======== RECORDS FOR THIS EXERCISE

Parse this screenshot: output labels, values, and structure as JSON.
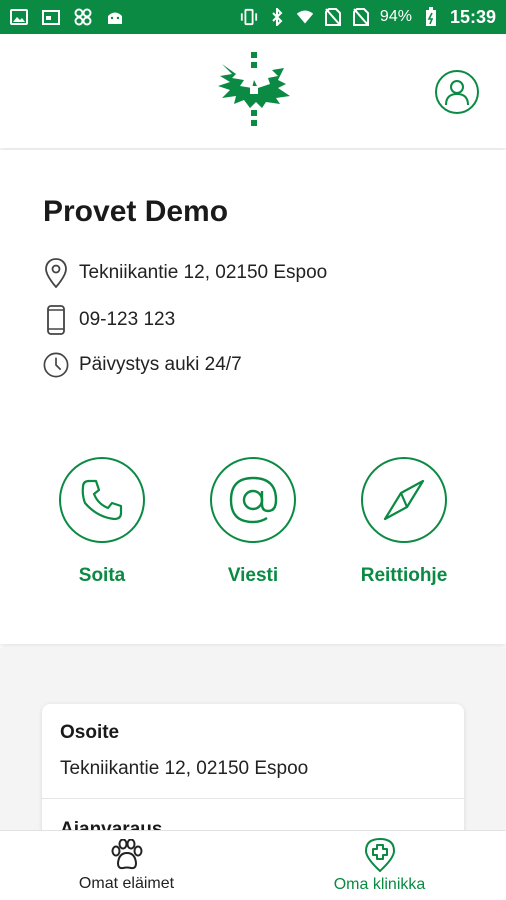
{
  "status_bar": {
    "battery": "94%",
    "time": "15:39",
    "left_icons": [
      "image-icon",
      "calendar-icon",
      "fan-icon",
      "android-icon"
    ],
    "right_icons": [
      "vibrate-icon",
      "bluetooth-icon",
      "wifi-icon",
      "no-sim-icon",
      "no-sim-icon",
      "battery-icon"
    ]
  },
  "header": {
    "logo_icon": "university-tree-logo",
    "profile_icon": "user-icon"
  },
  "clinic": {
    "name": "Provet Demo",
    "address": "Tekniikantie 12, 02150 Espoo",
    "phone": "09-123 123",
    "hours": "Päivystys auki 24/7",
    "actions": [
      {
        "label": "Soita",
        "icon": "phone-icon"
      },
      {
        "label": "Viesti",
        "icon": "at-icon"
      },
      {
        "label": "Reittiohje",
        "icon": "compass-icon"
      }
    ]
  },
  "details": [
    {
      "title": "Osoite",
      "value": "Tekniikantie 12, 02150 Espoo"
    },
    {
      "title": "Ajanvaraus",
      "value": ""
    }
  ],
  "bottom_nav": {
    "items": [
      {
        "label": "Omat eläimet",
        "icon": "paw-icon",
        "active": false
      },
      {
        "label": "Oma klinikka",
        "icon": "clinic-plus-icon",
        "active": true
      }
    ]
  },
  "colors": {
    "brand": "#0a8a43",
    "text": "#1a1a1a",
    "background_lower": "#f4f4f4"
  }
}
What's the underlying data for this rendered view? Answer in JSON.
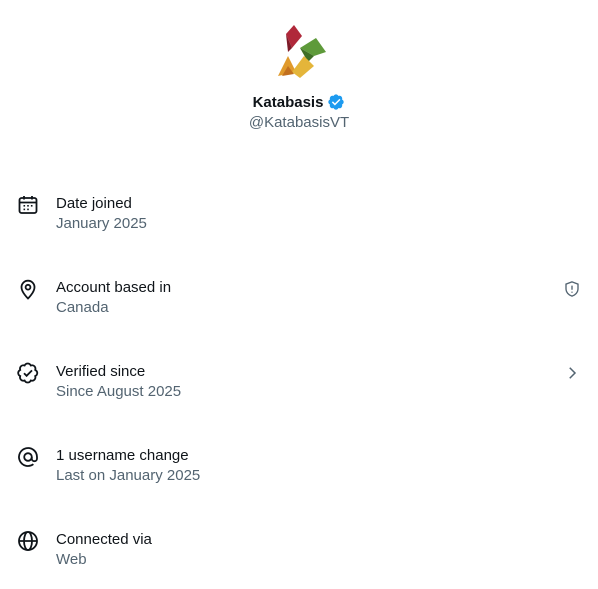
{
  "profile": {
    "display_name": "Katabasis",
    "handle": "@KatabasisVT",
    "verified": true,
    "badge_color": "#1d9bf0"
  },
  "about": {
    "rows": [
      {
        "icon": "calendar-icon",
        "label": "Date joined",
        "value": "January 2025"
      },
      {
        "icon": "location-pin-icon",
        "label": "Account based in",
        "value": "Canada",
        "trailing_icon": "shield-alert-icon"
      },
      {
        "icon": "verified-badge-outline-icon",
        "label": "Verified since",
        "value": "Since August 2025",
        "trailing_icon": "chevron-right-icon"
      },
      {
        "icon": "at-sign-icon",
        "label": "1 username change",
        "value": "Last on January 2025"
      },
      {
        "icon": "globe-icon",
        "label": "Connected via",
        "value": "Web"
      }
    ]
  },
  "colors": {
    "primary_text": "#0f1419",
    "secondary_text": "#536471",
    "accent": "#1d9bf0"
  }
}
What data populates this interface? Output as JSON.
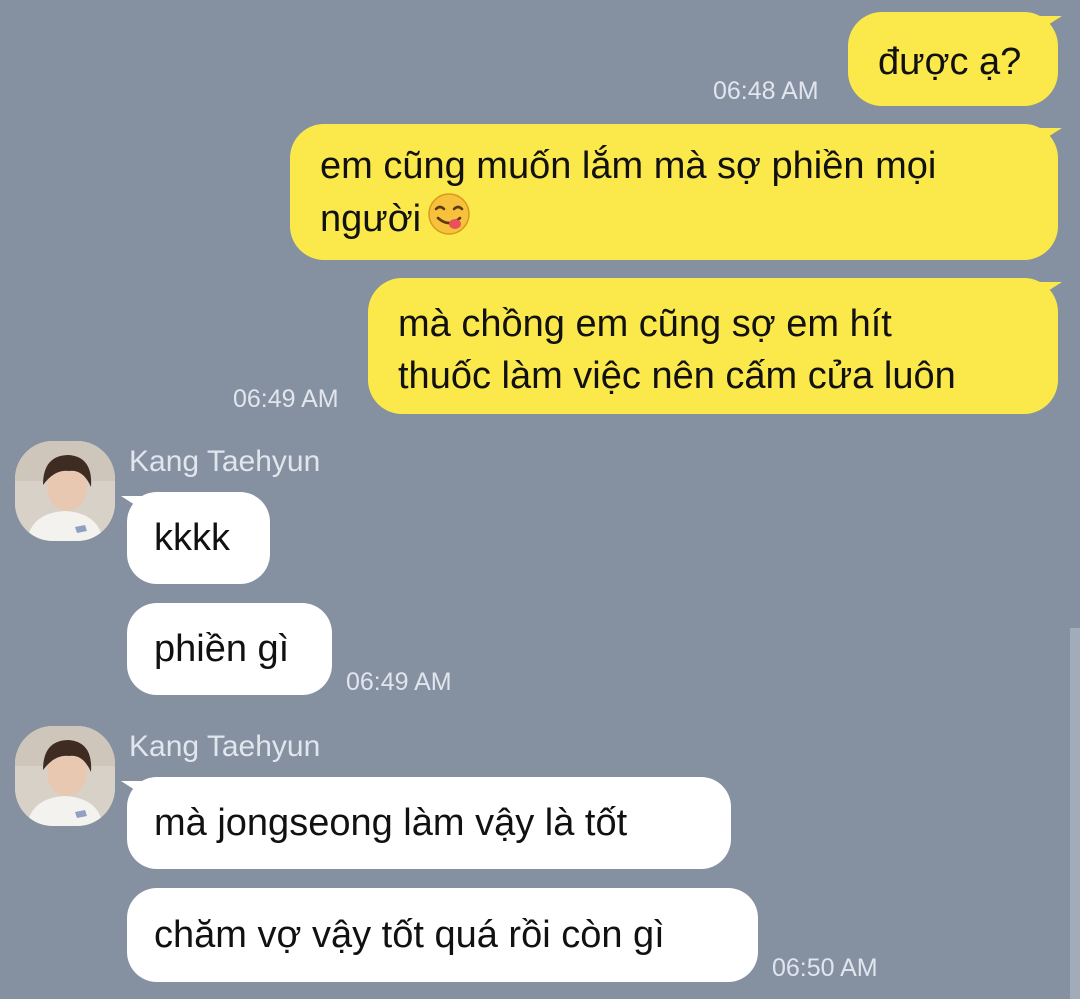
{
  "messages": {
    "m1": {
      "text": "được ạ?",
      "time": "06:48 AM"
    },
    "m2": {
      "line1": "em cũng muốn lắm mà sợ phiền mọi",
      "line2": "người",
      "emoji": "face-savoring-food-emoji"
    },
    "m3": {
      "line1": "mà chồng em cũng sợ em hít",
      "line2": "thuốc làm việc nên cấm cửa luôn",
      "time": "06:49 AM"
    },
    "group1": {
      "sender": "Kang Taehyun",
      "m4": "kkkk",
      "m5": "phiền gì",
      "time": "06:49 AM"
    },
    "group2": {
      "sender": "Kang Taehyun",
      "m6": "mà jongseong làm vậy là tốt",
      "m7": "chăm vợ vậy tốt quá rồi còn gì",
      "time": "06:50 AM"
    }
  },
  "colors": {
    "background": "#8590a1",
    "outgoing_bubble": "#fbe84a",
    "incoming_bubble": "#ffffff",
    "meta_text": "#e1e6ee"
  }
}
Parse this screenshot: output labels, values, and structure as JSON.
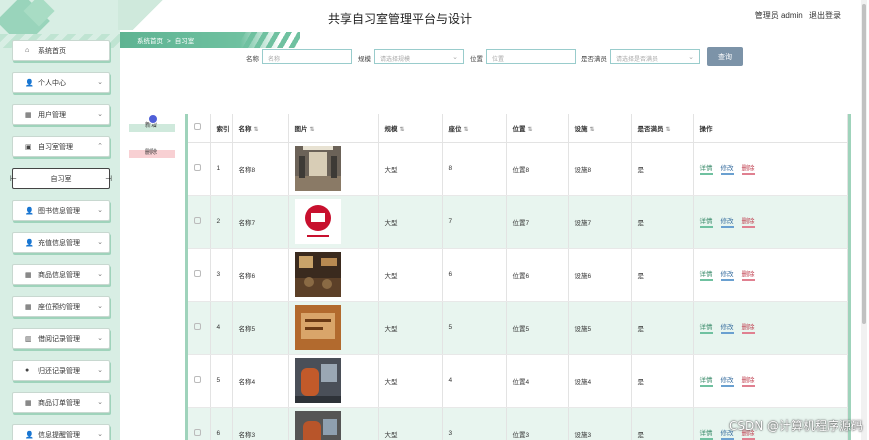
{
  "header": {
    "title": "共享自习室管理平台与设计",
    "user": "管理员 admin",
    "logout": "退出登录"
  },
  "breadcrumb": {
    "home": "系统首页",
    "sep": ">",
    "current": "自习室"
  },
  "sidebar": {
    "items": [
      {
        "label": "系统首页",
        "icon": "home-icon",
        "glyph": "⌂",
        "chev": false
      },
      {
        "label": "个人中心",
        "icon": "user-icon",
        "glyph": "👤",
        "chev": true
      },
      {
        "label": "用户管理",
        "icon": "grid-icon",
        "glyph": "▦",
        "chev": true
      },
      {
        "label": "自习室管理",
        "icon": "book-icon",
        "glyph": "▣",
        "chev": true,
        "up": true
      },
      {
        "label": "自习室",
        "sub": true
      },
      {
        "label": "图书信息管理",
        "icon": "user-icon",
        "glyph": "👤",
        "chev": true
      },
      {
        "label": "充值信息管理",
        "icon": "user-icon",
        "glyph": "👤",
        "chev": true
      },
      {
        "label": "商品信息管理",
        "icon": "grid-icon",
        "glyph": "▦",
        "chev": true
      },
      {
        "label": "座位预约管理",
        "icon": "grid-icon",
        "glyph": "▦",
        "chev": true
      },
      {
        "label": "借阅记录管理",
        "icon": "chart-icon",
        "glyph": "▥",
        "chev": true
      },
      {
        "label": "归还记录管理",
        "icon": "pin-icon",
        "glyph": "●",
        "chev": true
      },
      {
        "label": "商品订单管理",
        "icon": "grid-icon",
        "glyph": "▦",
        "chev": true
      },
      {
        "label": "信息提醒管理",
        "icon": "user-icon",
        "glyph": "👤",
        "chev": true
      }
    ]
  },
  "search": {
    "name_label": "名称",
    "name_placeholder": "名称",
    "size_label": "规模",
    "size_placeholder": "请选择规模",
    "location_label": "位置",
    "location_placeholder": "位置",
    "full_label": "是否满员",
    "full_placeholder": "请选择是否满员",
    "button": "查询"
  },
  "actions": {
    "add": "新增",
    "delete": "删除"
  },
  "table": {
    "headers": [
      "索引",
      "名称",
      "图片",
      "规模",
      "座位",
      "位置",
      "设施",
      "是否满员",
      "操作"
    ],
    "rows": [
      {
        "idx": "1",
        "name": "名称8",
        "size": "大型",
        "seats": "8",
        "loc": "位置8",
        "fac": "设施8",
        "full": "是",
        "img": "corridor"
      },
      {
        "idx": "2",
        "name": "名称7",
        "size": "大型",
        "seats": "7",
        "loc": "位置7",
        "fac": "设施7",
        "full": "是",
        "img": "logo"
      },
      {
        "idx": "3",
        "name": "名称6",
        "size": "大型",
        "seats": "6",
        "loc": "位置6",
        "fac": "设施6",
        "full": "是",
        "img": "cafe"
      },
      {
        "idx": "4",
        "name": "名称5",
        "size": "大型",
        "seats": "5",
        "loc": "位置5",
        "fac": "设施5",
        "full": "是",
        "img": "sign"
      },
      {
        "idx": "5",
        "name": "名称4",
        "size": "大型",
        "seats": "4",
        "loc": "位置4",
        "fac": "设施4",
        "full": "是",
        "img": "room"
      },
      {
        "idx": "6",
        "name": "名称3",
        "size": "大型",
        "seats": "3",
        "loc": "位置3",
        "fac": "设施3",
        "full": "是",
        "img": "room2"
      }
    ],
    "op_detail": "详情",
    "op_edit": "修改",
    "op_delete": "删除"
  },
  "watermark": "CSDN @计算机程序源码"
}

================
======== RECORDS FOR THIS EXERCISE

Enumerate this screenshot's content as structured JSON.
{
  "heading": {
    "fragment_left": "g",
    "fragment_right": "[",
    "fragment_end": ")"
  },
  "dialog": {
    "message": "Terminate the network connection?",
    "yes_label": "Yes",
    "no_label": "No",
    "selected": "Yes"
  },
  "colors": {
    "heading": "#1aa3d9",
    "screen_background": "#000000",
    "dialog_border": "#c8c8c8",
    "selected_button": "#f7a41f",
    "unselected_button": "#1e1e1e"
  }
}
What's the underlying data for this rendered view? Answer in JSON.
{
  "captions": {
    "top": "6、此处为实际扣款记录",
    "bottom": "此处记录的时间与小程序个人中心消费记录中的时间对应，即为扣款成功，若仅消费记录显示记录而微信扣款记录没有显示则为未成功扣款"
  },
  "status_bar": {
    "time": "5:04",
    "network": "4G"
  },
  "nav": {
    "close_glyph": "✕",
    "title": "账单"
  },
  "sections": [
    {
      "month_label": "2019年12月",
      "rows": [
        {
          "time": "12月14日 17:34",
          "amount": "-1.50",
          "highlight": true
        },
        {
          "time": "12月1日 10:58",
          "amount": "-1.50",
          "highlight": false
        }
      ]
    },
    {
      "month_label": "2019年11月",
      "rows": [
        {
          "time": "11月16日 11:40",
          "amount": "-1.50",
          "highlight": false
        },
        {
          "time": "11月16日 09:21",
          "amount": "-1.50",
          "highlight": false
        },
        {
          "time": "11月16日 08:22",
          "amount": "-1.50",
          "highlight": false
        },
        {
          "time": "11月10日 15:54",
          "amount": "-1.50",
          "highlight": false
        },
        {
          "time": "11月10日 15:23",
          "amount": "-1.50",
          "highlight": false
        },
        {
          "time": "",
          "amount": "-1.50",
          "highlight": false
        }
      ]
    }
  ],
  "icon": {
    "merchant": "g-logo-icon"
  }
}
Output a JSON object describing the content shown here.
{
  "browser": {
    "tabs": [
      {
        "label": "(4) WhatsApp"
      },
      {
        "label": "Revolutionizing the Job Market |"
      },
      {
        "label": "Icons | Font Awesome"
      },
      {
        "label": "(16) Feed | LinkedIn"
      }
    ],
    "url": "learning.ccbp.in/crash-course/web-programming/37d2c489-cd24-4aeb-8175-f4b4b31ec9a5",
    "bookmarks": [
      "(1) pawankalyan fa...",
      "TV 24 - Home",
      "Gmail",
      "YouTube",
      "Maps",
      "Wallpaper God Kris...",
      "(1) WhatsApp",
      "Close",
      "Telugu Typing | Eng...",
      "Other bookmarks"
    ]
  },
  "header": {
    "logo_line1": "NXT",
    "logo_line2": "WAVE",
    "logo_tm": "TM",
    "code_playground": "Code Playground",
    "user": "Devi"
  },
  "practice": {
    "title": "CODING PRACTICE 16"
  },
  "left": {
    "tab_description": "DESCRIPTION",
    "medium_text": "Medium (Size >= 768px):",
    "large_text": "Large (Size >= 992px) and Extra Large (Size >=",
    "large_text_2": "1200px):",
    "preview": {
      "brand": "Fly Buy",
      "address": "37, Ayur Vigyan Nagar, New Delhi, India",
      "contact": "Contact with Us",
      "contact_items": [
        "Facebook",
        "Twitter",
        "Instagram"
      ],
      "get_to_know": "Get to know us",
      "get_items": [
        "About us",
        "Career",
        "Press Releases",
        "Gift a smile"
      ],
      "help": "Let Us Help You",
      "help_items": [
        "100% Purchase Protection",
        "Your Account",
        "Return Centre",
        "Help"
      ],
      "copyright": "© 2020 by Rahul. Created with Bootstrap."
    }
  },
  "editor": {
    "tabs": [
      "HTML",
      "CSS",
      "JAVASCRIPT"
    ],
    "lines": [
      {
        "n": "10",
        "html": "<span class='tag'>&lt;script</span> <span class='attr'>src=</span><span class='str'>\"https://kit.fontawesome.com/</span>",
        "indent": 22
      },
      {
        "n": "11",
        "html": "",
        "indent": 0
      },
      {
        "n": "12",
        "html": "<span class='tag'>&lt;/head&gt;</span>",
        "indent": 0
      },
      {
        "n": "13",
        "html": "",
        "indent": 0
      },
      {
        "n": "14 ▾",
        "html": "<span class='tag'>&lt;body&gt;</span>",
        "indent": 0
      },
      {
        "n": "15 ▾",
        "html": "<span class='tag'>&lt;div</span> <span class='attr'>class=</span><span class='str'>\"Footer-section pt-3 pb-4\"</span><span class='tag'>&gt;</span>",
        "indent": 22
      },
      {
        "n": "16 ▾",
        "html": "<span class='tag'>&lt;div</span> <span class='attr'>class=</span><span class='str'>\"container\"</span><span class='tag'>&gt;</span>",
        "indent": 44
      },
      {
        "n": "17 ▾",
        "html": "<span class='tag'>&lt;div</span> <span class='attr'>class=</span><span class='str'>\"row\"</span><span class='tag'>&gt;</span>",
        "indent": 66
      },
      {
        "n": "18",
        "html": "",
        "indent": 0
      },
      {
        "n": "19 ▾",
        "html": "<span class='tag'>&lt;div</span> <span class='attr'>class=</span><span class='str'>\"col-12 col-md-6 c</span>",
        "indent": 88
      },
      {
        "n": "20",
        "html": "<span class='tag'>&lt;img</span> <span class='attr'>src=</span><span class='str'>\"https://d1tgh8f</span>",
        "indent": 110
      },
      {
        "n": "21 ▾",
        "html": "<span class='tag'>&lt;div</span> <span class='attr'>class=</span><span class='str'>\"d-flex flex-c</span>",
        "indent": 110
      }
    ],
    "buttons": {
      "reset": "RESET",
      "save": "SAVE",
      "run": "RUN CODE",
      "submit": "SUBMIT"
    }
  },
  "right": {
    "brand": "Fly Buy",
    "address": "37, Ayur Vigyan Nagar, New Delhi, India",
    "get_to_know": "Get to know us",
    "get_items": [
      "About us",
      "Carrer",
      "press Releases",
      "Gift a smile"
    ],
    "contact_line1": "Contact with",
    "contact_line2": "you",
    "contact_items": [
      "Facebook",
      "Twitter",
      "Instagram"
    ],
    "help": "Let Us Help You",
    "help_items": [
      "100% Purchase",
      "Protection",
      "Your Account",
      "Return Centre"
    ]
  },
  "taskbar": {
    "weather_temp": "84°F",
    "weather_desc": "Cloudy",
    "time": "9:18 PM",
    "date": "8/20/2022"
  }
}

================

-- TASK TO CARRY OUT --
Copy each line of the data above that holds "seats".

-- FINISHED TASK --
        "seats": "8",
        "seats": "7",
        "seats": "6",
        "seats": "5",
        "seats": "4",
        "seats": "3",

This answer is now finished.